== Input for this task ==

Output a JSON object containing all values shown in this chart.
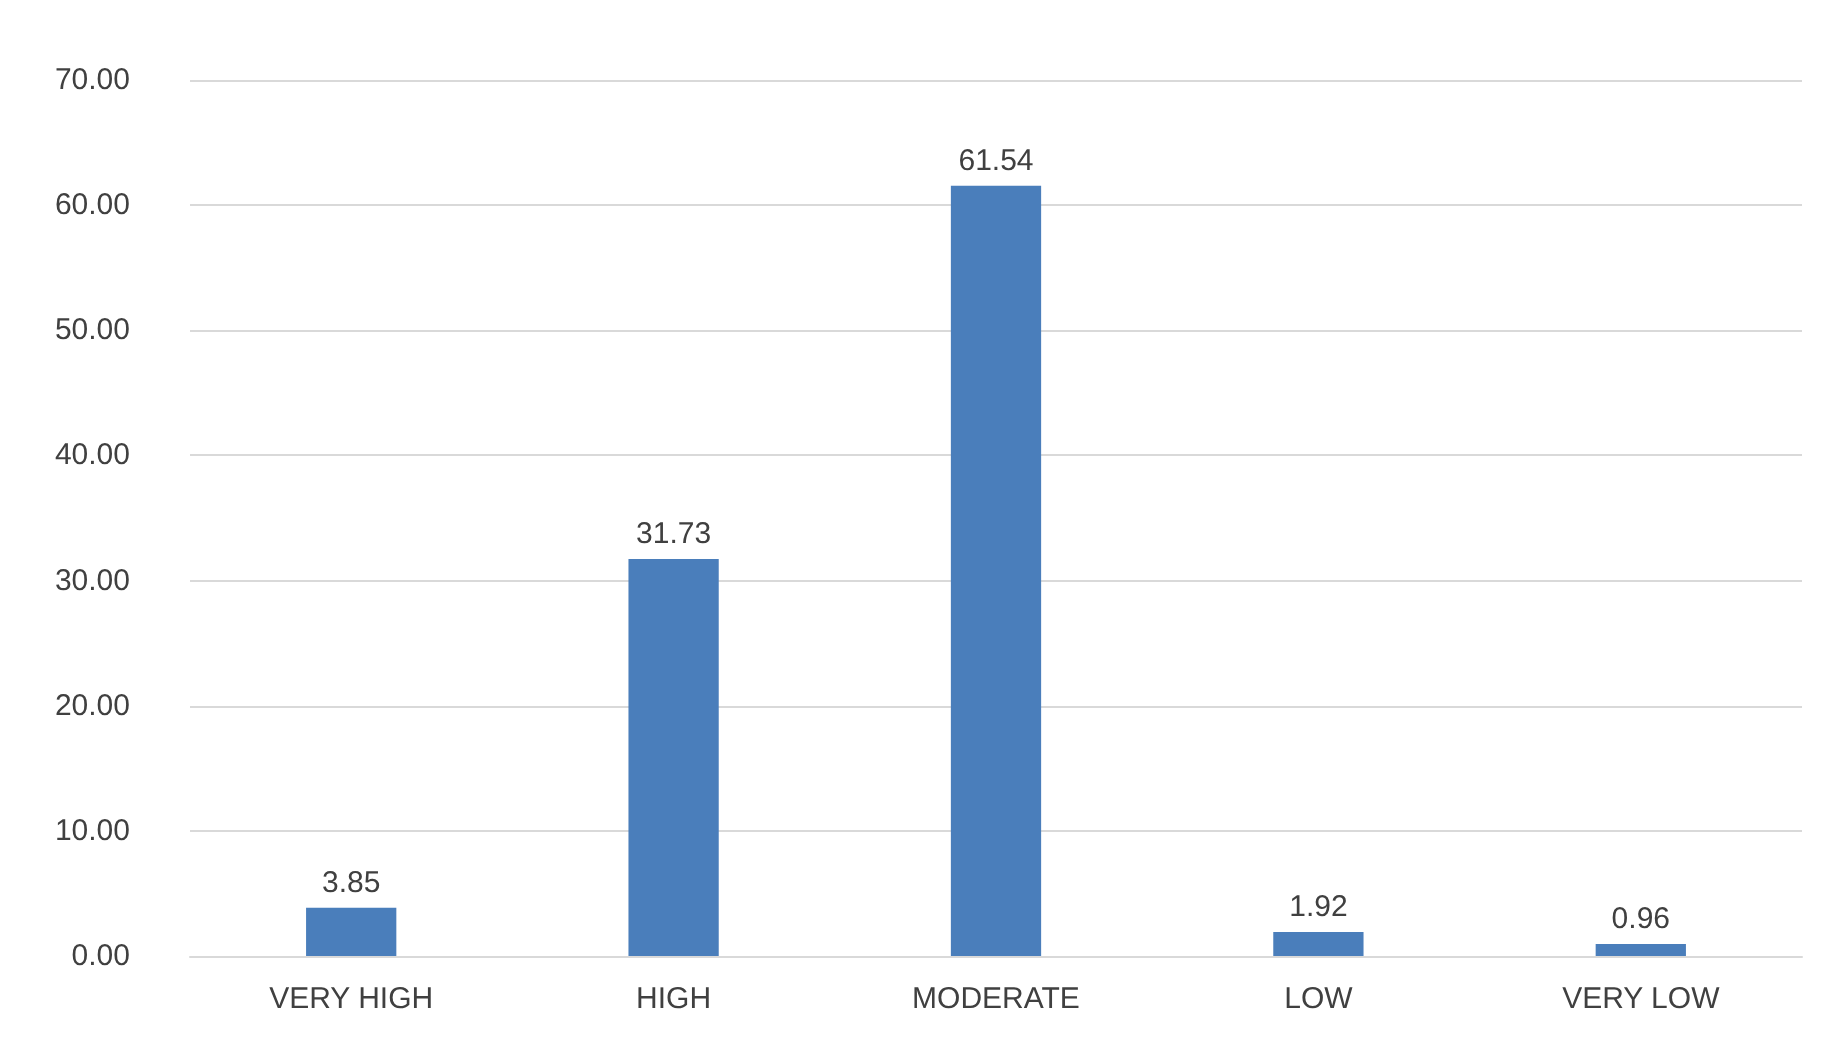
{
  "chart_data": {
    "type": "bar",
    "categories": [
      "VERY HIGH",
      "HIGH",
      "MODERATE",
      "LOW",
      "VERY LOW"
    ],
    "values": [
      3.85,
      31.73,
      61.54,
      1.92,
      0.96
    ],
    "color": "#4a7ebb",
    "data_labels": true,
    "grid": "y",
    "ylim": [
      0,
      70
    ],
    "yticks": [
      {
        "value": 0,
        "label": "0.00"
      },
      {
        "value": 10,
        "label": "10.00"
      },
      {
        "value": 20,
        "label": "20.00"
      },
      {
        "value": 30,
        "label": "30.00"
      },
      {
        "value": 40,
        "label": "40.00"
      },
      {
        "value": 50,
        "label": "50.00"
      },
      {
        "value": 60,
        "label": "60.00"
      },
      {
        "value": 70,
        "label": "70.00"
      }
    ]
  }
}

===
== Input for this task ==

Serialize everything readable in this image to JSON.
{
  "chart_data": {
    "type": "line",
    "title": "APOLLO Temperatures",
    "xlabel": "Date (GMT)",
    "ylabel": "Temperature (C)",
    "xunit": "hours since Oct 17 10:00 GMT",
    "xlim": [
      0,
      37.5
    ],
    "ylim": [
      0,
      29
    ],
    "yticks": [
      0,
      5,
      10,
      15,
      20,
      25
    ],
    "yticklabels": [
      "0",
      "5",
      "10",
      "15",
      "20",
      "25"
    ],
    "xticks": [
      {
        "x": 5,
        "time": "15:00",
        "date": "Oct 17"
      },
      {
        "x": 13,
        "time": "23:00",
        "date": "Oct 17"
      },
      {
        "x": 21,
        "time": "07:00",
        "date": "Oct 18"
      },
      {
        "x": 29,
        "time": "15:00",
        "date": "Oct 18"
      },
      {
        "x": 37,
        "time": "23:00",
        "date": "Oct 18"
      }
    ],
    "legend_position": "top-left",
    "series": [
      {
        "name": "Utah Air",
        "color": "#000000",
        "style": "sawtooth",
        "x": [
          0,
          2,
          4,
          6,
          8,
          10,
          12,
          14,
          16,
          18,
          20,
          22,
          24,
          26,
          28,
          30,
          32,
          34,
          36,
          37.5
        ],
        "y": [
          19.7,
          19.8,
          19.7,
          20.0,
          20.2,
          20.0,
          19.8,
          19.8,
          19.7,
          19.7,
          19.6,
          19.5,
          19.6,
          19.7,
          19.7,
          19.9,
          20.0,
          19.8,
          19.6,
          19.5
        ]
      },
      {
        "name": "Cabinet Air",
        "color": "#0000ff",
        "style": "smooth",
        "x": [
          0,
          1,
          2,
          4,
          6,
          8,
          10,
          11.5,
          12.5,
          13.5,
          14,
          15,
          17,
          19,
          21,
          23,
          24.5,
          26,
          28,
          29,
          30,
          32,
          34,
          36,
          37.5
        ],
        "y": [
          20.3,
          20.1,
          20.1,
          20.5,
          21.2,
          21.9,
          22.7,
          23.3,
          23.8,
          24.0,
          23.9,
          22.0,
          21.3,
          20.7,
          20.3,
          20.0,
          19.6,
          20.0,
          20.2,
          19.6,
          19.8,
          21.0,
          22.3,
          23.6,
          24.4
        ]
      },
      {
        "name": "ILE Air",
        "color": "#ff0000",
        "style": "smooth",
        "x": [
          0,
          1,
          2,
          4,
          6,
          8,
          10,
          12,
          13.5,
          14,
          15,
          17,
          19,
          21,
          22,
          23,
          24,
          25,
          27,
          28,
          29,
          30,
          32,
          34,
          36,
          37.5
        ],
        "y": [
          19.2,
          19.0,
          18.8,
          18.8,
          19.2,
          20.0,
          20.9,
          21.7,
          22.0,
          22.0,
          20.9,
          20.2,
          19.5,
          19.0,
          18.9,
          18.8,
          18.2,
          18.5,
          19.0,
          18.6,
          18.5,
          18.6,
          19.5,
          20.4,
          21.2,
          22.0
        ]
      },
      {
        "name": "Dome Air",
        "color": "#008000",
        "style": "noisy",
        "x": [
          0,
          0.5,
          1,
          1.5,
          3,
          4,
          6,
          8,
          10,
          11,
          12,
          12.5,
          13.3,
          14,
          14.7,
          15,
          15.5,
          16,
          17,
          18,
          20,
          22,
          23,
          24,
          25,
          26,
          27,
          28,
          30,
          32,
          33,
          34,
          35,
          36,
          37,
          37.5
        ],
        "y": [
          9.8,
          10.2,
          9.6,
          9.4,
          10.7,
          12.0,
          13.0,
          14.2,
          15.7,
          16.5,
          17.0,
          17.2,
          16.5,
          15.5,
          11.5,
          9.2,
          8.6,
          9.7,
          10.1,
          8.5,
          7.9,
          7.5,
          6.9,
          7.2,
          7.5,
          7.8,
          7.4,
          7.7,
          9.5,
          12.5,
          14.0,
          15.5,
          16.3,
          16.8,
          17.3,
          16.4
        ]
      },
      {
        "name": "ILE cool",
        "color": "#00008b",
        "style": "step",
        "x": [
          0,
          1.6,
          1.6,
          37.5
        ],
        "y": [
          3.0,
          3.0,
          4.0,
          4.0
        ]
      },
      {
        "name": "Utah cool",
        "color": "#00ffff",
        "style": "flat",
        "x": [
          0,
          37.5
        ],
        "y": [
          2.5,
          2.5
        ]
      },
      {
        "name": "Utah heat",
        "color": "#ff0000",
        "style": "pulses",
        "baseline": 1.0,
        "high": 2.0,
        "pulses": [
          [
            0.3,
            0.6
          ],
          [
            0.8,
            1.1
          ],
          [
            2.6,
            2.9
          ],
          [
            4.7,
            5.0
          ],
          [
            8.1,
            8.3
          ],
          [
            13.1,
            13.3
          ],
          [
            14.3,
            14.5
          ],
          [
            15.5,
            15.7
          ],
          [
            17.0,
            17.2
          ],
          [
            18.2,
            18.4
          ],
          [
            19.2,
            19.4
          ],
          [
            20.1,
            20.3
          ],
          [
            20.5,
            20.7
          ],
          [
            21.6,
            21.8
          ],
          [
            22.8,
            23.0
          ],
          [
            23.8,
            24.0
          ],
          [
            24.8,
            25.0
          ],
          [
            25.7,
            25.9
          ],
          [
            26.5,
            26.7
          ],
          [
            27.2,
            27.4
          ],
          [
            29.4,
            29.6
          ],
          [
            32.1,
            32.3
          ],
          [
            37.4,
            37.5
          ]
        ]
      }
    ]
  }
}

===
== Input for this task ==

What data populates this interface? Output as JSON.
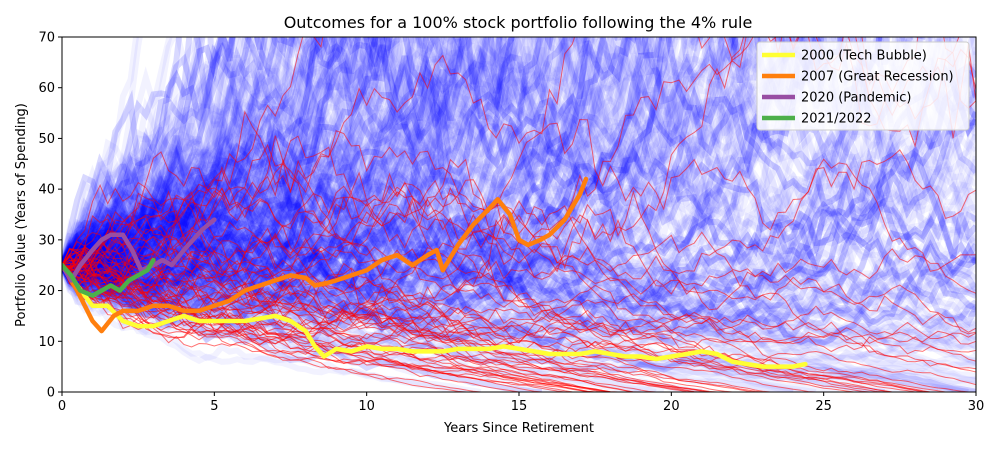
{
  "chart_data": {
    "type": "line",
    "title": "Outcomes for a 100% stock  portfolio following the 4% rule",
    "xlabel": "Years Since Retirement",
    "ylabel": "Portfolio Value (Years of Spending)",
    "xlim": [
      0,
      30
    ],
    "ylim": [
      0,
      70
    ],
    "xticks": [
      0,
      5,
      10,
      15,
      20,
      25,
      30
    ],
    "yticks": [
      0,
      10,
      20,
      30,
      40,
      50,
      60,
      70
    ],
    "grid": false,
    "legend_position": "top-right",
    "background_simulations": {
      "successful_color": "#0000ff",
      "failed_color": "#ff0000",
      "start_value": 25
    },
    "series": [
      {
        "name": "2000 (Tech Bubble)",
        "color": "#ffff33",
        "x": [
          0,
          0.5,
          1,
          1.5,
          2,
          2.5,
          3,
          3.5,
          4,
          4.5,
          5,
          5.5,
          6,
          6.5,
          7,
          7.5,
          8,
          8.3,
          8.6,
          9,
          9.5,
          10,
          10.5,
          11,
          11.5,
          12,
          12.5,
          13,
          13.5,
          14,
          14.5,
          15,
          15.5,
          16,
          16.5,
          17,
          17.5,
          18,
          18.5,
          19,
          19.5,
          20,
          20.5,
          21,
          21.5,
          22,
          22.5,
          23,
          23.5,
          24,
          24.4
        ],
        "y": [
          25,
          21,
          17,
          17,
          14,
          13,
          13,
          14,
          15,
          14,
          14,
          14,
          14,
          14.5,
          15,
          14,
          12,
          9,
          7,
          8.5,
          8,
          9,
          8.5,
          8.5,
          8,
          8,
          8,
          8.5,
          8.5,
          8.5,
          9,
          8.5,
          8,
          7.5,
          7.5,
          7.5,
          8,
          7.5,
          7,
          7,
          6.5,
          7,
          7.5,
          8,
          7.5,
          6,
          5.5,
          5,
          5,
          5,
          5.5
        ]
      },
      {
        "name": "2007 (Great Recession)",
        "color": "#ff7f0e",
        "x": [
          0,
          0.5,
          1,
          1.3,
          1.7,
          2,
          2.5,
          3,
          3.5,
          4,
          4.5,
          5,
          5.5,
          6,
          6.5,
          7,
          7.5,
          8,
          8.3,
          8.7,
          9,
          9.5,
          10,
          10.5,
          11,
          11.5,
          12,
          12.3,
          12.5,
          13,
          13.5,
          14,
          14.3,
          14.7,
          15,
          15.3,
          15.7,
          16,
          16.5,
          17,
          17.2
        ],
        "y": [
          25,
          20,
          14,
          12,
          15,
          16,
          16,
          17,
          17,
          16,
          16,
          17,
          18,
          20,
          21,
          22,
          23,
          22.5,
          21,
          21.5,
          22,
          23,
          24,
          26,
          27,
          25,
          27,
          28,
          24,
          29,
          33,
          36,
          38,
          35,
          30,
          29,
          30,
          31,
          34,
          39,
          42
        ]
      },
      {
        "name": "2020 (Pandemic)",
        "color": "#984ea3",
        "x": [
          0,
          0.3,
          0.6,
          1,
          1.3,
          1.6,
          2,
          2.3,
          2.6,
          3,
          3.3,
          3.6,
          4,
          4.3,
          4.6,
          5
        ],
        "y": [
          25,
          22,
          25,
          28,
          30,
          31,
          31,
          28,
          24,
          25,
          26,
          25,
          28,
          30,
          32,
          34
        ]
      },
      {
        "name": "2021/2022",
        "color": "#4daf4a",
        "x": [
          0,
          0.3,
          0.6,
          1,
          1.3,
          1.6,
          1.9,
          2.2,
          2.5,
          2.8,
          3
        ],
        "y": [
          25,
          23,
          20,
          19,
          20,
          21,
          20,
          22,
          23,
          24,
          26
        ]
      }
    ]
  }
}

===

* [Written exercise]: Gather up, from the records above, each line where the word "style" appears.

* [Answer]:
        "style": "sawtooth",
        "style": "smooth",
        "style": "smooth",
        "style": "noisy",
        "style": "step",
        "style": "flat",
        "style": "pulses",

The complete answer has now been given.